◆ **Structured figure records**:
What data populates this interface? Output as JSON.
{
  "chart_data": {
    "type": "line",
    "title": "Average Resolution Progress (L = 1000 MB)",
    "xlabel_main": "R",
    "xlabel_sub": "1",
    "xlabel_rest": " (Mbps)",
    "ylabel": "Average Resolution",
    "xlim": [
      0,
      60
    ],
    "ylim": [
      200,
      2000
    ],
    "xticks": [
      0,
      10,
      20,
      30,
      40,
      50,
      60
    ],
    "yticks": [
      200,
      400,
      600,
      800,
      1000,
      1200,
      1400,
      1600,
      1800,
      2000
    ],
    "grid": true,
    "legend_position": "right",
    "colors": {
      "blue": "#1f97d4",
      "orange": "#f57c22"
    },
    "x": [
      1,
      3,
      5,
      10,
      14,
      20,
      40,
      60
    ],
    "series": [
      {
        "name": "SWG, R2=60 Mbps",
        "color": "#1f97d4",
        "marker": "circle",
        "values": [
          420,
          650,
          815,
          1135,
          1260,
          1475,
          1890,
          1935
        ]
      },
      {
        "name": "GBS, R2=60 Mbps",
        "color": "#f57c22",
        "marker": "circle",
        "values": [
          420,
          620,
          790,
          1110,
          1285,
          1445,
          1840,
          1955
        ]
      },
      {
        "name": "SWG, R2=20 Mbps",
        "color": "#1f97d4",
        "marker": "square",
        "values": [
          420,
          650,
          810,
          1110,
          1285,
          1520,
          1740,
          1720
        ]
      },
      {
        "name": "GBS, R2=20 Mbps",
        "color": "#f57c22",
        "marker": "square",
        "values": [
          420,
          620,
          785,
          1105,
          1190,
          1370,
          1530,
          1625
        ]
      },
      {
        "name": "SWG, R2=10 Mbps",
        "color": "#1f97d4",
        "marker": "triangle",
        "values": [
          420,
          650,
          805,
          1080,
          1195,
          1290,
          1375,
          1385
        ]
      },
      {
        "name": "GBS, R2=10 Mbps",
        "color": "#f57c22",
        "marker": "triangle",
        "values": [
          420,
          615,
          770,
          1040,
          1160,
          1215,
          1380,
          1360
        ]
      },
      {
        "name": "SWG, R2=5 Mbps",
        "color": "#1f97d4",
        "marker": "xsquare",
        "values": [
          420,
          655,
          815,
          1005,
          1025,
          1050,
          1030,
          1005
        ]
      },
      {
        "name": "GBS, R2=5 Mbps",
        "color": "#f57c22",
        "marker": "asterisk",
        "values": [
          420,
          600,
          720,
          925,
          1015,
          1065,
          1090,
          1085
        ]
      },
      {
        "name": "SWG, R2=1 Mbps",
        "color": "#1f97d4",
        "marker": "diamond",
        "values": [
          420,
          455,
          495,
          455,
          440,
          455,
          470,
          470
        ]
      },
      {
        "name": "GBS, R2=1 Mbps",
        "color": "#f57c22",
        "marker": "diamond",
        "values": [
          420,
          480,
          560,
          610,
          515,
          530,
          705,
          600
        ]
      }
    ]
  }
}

◆ **Exercise brief**:
In the records above, tally the lines where the word "Mbps" appears, and give the number and nothing else.

◆ **Finished exercise**:
11